**Data for this exercise**
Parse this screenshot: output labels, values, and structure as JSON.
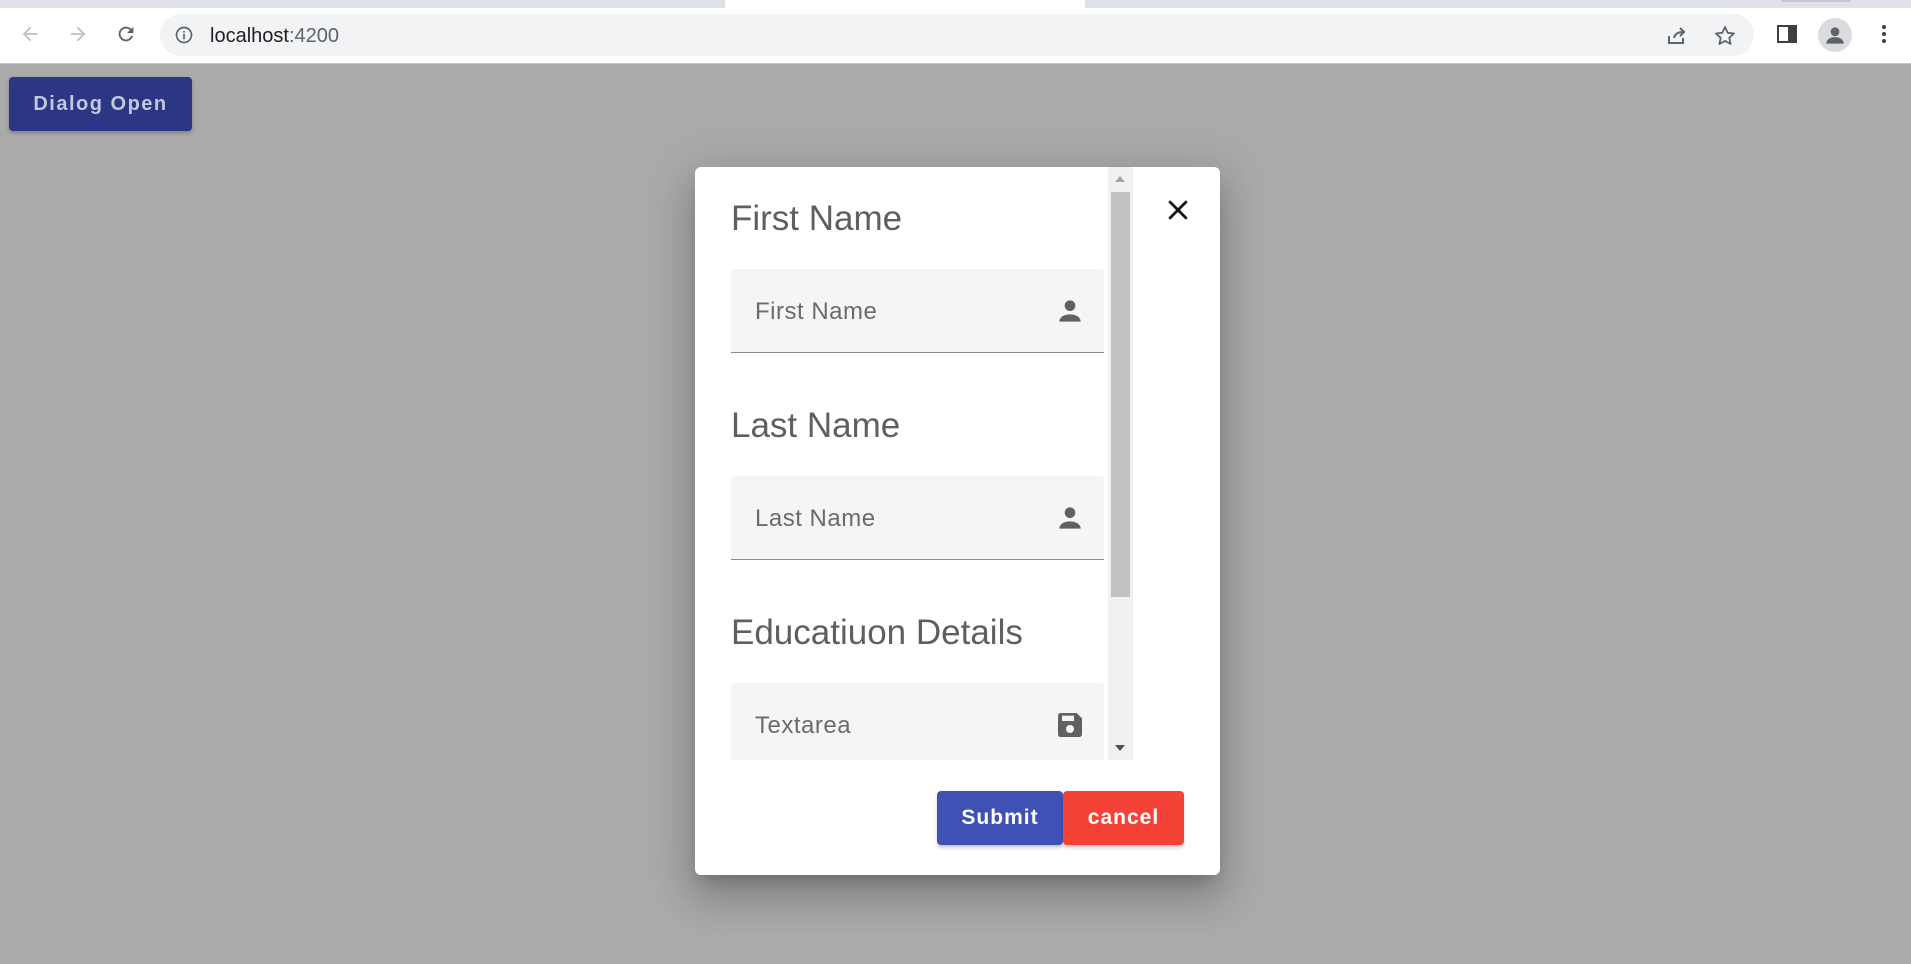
{
  "browser": {
    "url_host": "localhost",
    "url_port": ":4200"
  },
  "page": {
    "dialog_open_label": "Dialog Open"
  },
  "dialog": {
    "sections": [
      {
        "heading": "First Name",
        "placeholder": "First Name",
        "icon": "person-icon"
      },
      {
        "heading": "Last Name",
        "placeholder": "Last Name",
        "icon": "person-icon"
      },
      {
        "heading": "Educatiuon Details",
        "placeholder": "Textarea",
        "icon": "save-icon"
      }
    ],
    "submit_label": "Submit",
    "cancel_label": "cancel"
  },
  "colors": {
    "primary": "#3f51b5",
    "warn": "#f44336",
    "dialog_open_bg": "#2b3784",
    "backdrop": "#aaaaaa"
  }
}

**Aim**
Pick out the lines that include the word "placeholder" and write them out.

**Exercise response**
        "placeholder": "First Name",
        "placeholder": "Last Name",
        "placeholder": "Textarea",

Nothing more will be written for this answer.